**Directive:** Write out the full set of records below exactly.

**Records for the task:**
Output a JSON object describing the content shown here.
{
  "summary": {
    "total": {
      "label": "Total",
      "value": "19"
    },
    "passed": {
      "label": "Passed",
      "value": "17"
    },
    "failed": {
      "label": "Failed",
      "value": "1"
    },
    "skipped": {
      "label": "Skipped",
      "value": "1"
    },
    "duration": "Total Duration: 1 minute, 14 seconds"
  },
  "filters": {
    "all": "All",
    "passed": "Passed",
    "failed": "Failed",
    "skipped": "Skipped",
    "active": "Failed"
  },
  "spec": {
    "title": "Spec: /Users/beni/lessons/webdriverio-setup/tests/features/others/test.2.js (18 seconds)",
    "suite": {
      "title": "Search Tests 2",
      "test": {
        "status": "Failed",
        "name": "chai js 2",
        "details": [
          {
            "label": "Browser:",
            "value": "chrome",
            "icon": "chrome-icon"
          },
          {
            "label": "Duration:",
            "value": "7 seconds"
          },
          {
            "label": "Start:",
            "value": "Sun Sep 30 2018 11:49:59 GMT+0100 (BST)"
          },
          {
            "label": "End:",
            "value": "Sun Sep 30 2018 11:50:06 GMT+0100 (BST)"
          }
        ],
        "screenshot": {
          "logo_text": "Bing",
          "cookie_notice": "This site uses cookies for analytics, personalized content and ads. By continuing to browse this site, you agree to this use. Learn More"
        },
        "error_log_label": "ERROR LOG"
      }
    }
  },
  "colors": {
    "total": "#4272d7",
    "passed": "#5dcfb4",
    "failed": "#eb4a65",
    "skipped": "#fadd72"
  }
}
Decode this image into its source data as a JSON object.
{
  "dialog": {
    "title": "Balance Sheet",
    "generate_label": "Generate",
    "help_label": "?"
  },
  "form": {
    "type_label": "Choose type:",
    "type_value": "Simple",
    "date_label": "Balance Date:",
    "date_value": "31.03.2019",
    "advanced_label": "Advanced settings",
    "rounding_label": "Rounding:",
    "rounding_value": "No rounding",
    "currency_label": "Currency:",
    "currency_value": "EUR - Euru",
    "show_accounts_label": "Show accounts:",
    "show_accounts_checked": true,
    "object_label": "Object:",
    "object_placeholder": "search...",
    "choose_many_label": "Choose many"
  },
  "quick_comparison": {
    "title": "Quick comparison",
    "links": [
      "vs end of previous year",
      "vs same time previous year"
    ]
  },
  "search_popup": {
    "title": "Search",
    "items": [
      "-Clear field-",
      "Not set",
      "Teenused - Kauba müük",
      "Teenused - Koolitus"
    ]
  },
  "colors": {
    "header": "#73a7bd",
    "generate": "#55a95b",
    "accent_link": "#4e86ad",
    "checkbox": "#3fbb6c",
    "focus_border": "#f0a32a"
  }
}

**Expected output:**
Output a JSON object describing the content shown here.
{
  "summary": {
    "total": {
      "label": "Total",
      "value": "19"
    },
    "passed": {
      "label": "Passed",
      "value": "17"
    },
    "failed": {
      "label": "Failed",
      "value": "1"
    },
    "skipped": {
      "label": "Skipped",
      "value": "1"
    },
    "duration": "Total Duration: 1 minute, 14 seconds"
  },
  "filters": {
    "all": "All",
    "passed": "Passed",
    "failed": "Failed",
    "skipped": "Skipped",
    "active": "Failed"
  },
  "spec": {
    "title": "Spec: /Users/beni/lessons/webdriverio-setup/tests/features/others/test.2.js (18 seconds)",
    "suite": {
      "title": "Search Tests 2",
      "test": {
        "status": "Failed",
        "name": "chai js 2",
        "details": [
          {
            "label": "Browser:",
            "value": "chrome",
            "icon": "chrome-icon"
          },
          {
            "label": "Duration:",
            "value": "7 seconds"
          },
          {
            "label": "Start:",
            "value": "Sun Sep 30 2018 11:49:59 GMT+0100 (BST)"
          },
          {
            "label": "End:",
            "value": "Sun Sep 30 2018 11:50:06 GMT+0100 (BST)"
          }
        ],
        "screenshot": {
          "logo_text": "Bing",
          "cookie_notice": "This site uses cookies for analytics, personalized content and ads. By continuing to browse this site, you agree to this use. Learn More"
        },
        "error_log_label": "ERROR LOG"
      }
    }
  },
  "colors": {
    "total": "#4272d7",
    "passed": "#5dcfb4",
    "failed": "#eb4a65",
    "skipped": "#fadd72"
  }
}
Decode this image into its source data as a JSON object.
{
  "dialog": {
    "title": "Balance Sheet",
    "generate_label": "Generate",
    "help_label": "?"
  },
  "form": {
    "type_label": "Choose type:",
    "type_value": "Simple",
    "date_label": "Balance Date:",
    "date_value": "31.03.2019",
    "advanced_label": "Advanced settings",
    "rounding_label": "Rounding:",
    "rounding_value": "No rounding",
    "currency_label": "Currency:",
    "currency_value": "EUR - Euru",
    "show_accounts_label": "Show accounts:",
    "show_accounts_checked": true,
    "object_label": "Object:",
    "object_placeholder": "search...",
    "choose_many_label": "Choose many"
  },
  "quick_comparison": {
    "title": "Quick comparison",
    "links": [
      "vs end of previous year",
      "vs same time previous year"
    ]
  },
  "search_popup": {
    "title": "Search",
    "items": [
      "-Clear field-",
      "Not set",
      "Teenused - Kauba müük",
      "Teenused - Koolitus"
    ]
  },
  "colors": {
    "header": "#73a7bd",
    "generate": "#55a95b",
    "accent_link": "#4e86ad",
    "checkbox": "#3fbb6c",
    "focus_border": "#f0a32a"
  }
}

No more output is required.